## DIRECTIONS
Scan the material below for the string "tauoh", and copy every line where it shows up.

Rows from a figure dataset
<<<<

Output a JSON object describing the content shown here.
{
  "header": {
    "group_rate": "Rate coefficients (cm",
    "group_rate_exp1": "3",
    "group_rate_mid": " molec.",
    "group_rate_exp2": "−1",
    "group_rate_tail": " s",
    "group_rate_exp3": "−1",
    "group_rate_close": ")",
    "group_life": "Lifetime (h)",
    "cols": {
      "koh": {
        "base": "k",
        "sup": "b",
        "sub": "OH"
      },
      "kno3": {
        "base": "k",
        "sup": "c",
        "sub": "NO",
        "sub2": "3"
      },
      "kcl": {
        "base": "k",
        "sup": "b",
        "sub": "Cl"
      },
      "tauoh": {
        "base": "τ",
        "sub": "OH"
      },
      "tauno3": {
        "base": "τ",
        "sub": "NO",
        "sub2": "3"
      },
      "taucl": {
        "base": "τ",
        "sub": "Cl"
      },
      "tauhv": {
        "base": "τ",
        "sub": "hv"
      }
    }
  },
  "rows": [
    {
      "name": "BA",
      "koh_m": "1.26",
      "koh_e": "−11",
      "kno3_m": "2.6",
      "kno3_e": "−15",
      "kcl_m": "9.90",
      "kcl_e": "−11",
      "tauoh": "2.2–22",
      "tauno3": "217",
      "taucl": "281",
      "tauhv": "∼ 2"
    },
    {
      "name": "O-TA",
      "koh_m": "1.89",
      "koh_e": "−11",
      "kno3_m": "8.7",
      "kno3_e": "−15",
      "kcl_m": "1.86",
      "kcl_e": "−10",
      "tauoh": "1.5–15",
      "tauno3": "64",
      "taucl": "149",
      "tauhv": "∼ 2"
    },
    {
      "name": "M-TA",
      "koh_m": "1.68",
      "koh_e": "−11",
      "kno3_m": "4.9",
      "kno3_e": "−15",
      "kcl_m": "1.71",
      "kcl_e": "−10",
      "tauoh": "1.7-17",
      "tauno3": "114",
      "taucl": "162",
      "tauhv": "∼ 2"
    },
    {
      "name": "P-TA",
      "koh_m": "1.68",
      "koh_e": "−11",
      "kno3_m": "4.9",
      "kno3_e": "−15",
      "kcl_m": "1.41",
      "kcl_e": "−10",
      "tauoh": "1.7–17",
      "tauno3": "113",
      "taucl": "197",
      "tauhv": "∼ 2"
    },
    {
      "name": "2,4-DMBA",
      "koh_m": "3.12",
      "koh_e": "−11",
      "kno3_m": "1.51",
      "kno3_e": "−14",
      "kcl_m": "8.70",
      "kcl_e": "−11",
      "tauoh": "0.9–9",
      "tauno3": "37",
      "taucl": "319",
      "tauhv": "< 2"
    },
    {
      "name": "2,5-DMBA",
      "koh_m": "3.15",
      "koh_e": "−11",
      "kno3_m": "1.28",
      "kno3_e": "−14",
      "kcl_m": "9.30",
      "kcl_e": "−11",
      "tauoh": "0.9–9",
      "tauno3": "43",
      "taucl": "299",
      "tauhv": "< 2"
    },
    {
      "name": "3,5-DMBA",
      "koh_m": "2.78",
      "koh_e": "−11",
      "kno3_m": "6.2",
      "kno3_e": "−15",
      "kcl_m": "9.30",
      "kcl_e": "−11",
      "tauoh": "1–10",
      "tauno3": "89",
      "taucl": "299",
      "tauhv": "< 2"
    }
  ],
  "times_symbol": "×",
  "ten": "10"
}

>>>>

## TASK OUTPUT
      "tauoh": {
      "tauoh": "2.2–22",
      "tauoh": "1.5–15",
      "tauoh": "1.7-17",
      "tauoh": "1.7–17",
      "tauoh": "0.9–9",
      "tauoh": "0.9–9",
      "tauoh": "1–10",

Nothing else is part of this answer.